Dataset entries:

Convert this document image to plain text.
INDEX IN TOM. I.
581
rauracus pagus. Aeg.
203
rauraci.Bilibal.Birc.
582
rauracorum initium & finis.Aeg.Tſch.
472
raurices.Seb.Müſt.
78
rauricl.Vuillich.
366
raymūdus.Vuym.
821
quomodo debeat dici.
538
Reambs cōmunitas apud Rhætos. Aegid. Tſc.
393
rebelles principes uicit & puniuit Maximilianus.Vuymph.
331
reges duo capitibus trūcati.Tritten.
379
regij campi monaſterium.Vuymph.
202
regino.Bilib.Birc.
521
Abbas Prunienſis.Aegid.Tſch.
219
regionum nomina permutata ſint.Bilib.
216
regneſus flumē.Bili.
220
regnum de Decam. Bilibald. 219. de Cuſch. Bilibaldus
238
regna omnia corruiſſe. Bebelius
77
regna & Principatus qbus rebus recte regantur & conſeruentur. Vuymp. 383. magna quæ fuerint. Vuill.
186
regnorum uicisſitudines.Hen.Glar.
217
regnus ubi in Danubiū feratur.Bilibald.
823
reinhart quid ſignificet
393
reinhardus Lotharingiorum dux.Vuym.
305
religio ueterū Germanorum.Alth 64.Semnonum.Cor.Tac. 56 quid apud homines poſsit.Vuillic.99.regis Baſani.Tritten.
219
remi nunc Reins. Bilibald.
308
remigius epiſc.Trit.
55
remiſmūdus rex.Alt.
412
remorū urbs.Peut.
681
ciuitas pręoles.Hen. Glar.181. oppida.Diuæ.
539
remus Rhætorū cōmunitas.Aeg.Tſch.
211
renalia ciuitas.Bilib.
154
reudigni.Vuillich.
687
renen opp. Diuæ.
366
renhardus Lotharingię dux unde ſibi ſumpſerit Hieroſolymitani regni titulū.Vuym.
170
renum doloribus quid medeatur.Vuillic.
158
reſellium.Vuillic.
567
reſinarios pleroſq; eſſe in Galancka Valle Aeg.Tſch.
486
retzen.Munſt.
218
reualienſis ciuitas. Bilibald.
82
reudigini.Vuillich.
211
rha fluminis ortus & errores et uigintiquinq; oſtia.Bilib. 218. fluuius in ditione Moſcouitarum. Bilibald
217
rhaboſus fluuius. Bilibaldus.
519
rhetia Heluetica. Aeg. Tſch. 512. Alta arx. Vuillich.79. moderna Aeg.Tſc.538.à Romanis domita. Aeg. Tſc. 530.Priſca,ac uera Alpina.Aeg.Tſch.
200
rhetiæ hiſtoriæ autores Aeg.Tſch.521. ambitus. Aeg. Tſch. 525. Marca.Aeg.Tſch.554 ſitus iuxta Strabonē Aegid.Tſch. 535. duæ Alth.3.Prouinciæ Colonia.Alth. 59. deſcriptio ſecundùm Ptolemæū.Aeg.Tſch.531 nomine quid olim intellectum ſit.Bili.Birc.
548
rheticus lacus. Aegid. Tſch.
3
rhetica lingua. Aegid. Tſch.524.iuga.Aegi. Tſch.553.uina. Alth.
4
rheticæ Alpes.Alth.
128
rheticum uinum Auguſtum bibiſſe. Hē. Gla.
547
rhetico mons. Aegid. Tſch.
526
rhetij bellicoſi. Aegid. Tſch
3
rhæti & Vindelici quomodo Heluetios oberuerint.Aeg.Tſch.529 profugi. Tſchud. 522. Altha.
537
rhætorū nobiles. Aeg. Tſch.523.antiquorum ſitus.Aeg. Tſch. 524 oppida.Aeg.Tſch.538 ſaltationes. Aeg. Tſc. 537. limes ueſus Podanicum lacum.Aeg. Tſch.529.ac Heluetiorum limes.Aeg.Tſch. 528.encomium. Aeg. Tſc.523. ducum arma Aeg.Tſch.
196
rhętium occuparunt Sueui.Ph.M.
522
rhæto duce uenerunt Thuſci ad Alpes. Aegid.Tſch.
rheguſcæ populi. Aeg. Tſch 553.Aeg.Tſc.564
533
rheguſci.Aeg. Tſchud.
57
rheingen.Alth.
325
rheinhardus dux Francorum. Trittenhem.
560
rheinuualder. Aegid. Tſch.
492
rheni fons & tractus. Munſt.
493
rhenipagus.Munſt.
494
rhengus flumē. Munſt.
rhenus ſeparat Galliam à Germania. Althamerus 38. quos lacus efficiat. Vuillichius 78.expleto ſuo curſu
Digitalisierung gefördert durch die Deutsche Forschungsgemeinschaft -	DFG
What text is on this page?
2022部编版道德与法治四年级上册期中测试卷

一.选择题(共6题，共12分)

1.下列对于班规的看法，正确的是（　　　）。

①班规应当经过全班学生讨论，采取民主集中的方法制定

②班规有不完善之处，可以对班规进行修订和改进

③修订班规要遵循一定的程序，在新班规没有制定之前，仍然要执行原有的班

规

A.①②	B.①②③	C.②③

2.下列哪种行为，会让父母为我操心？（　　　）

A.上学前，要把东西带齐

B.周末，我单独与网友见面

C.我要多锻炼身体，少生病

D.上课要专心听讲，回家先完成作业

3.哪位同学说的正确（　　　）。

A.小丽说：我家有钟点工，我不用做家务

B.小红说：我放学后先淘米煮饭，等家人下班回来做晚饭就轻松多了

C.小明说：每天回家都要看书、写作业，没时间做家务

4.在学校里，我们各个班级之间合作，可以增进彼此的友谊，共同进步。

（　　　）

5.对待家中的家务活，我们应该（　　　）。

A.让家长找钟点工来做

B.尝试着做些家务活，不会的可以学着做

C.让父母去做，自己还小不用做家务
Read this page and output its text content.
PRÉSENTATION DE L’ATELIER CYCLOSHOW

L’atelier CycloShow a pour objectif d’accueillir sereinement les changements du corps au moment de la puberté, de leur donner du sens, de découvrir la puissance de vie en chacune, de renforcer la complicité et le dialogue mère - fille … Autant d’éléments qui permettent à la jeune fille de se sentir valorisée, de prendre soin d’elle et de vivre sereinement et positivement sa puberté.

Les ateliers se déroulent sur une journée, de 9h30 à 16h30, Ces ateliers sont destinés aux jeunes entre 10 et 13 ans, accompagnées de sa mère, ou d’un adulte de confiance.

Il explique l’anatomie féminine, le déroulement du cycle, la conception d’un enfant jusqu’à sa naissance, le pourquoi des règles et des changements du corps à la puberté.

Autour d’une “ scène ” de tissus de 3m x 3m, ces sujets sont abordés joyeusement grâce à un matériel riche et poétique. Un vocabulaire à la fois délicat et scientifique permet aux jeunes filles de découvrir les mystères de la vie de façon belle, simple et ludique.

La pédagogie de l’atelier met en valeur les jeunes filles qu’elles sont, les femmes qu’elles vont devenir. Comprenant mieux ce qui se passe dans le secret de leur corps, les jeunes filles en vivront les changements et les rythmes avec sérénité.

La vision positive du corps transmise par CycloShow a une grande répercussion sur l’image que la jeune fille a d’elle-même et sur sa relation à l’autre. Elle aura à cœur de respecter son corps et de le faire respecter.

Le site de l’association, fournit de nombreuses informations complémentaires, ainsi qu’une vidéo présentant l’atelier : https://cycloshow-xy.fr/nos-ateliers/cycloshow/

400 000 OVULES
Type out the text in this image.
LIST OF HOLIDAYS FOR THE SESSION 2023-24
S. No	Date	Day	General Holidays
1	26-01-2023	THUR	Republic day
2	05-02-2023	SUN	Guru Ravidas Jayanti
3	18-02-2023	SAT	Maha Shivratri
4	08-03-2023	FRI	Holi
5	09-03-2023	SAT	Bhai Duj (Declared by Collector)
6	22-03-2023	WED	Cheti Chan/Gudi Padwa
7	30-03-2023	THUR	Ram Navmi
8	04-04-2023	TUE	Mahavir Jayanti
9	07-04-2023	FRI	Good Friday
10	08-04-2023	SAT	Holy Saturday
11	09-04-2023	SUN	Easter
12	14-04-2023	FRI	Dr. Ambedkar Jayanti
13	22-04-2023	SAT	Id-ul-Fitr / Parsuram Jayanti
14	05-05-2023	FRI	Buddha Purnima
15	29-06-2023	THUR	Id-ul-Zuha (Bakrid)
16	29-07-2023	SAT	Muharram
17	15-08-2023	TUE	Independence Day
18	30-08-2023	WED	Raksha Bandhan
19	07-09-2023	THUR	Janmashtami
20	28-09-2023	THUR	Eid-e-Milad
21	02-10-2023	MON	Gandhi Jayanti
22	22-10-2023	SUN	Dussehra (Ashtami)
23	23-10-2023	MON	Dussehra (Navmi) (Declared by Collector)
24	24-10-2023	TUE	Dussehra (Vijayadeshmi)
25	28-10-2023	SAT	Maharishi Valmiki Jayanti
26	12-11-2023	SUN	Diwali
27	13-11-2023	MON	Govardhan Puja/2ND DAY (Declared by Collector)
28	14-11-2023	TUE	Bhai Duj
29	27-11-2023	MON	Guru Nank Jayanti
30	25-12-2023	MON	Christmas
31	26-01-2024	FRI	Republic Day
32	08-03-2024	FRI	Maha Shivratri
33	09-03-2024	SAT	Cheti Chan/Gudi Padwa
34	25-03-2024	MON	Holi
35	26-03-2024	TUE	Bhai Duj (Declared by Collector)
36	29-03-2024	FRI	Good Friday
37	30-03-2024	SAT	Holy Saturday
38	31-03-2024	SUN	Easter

Work to do: Check each line of the entries above for the word "Friday". List the ones that have it.

Solution to this problem:
9	07-04-2023	FRI	Good Friday
36	29-03-2024	FRI	Good Friday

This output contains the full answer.